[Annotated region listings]
[BEGIN]

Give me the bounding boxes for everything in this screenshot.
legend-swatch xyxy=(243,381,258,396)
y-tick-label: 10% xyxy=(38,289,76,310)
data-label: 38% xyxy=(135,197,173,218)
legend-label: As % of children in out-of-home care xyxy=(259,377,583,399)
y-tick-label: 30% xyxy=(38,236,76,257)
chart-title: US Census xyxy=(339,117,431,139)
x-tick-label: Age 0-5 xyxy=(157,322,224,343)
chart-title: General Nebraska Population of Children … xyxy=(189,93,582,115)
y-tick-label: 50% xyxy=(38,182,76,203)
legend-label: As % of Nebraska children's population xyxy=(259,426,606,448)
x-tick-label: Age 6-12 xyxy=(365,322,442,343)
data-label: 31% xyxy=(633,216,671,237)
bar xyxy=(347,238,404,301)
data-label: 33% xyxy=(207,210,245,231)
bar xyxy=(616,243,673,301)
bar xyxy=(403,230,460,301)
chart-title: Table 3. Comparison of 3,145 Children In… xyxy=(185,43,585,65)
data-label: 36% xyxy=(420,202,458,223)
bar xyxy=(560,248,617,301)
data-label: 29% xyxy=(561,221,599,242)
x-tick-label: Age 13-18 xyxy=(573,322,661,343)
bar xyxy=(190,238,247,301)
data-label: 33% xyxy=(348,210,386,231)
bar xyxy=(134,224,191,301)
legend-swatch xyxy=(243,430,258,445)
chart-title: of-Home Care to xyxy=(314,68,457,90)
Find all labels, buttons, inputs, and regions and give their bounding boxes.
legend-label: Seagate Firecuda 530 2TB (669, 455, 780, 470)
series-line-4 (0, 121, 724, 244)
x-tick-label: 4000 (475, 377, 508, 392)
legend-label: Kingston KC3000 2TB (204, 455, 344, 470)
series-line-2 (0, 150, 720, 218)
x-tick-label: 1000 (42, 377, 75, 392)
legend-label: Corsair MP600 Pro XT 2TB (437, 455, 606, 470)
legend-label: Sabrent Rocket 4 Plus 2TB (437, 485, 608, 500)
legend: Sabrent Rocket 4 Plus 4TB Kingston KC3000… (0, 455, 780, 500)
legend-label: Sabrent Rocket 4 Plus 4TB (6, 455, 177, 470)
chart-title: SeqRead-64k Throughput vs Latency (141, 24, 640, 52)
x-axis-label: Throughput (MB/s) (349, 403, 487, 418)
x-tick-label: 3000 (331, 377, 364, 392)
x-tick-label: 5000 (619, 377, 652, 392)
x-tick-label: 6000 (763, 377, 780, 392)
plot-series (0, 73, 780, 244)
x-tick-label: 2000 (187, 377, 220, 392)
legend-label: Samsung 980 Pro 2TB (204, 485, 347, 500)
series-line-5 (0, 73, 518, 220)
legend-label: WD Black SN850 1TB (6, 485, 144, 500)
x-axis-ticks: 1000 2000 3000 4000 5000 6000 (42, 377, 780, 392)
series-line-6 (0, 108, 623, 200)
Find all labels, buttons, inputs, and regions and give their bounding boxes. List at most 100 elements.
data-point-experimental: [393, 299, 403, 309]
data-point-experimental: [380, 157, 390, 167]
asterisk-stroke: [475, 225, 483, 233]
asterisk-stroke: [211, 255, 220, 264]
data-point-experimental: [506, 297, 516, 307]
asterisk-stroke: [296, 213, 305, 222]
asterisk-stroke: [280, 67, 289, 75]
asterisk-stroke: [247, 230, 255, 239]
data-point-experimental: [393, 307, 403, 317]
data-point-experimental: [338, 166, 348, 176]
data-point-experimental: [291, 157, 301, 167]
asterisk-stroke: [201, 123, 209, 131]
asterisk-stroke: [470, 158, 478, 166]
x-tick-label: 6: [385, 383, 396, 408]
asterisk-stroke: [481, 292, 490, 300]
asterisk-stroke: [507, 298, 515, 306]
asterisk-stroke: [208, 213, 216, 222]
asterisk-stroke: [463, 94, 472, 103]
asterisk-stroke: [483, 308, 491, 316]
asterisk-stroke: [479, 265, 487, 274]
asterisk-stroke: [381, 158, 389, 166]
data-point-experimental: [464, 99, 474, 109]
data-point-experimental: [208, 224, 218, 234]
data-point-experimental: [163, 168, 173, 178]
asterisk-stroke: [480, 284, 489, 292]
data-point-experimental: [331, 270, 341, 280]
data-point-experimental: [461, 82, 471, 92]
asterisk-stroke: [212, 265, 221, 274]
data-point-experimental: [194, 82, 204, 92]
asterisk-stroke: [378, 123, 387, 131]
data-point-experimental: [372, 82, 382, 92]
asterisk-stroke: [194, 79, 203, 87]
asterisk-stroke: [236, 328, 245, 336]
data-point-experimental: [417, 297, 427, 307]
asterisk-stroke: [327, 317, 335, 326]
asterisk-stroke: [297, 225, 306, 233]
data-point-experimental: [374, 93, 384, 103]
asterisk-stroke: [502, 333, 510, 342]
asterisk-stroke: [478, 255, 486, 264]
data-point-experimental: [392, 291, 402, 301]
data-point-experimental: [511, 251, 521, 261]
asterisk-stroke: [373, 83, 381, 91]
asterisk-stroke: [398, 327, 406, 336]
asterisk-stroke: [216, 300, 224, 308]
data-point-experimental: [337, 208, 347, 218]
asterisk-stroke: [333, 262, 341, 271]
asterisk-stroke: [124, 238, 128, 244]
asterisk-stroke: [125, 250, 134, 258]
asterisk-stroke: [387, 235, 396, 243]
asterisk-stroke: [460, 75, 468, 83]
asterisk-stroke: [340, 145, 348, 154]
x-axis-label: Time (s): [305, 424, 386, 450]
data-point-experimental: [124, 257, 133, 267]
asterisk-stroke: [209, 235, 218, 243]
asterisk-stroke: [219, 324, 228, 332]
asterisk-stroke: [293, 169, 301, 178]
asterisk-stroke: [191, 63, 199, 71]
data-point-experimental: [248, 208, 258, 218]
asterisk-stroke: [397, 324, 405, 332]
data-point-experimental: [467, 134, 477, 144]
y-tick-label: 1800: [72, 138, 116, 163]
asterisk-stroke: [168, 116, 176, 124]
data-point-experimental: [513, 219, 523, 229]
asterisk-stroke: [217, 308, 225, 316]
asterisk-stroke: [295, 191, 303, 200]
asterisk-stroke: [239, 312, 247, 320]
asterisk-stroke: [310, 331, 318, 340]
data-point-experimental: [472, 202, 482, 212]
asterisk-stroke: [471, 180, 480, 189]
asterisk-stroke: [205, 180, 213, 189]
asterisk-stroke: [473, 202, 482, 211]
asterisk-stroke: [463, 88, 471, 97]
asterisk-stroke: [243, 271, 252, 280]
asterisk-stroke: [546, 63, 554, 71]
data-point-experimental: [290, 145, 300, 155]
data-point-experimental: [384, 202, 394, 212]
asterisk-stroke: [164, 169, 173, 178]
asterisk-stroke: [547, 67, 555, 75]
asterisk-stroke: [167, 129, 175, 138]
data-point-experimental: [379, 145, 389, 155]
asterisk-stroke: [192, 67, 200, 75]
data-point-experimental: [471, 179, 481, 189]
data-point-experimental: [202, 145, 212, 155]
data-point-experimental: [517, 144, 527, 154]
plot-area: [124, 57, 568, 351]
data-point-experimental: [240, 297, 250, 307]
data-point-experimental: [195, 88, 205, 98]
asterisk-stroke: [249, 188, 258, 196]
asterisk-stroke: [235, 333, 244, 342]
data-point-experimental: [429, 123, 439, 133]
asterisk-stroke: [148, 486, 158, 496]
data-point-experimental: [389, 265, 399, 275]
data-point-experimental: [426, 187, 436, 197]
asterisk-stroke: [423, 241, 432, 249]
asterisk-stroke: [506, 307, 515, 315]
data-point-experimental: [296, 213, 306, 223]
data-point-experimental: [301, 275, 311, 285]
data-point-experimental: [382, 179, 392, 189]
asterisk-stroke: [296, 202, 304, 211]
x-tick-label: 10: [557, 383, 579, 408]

[END]

:: Set task ::
Which lines above contain the string "axis"? Report each of them in full, treating uppercase and lowercase as different.

:: Response to this task ::
x-axis-label: Throughput (MB/s) (349, 403, 487, 418)
x-axis-ticks: 1000 2000 3000 4000 5000 6000 (42, 377, 780, 392)
x-axis-label: Time (s): [305, 424, 386, 450]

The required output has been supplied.